__To be done__:
What is the number of lines in the data that hold the string "according"? Reply with that number only.

__Extracted entries__:
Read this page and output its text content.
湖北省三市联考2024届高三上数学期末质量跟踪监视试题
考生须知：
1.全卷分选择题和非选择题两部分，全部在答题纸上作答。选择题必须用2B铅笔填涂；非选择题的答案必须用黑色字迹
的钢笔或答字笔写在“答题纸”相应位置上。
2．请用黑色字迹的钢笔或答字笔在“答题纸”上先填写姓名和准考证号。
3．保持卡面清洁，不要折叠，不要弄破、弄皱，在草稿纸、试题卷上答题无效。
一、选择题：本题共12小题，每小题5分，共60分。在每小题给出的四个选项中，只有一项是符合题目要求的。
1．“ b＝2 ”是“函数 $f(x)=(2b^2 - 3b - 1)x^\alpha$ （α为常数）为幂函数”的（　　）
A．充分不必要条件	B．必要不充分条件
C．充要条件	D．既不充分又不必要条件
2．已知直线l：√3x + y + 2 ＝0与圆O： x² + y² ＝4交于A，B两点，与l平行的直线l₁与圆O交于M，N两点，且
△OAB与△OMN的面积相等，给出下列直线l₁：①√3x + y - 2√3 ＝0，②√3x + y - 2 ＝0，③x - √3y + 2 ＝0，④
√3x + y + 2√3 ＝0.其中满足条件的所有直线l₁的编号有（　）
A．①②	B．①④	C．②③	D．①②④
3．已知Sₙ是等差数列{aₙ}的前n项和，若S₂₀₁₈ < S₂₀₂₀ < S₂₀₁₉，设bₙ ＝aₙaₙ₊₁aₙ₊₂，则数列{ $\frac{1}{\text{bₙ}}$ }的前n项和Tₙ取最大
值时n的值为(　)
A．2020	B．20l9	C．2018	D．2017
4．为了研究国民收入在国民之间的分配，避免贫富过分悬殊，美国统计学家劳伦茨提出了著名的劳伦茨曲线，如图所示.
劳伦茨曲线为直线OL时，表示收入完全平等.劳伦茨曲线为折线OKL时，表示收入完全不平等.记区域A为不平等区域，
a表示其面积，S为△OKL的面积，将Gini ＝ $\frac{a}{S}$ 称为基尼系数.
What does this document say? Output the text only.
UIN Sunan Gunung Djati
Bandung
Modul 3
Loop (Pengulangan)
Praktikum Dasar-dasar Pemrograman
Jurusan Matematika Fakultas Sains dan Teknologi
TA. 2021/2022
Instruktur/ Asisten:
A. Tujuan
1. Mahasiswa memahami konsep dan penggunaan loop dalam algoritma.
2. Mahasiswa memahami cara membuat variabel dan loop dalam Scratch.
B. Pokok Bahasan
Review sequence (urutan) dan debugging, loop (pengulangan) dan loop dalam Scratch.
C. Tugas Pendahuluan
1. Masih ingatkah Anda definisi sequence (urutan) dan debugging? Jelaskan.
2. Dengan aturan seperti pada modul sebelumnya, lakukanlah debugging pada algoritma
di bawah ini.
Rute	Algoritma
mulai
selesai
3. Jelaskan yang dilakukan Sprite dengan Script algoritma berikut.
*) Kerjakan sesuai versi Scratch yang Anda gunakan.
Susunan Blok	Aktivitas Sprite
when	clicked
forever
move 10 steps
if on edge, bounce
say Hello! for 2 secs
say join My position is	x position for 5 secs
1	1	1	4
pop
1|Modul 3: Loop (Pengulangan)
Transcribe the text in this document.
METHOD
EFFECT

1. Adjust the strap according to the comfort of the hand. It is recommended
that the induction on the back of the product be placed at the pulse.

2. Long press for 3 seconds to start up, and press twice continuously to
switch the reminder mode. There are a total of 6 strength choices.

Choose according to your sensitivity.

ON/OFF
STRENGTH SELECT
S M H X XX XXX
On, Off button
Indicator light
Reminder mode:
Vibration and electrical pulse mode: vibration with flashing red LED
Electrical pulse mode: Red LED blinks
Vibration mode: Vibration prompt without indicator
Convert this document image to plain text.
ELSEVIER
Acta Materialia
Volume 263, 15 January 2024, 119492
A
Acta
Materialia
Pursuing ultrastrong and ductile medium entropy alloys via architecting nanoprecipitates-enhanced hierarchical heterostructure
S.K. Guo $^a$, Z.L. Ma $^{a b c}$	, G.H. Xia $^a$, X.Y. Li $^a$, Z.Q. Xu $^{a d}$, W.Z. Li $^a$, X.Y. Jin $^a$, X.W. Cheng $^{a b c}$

__Exercise response__:
2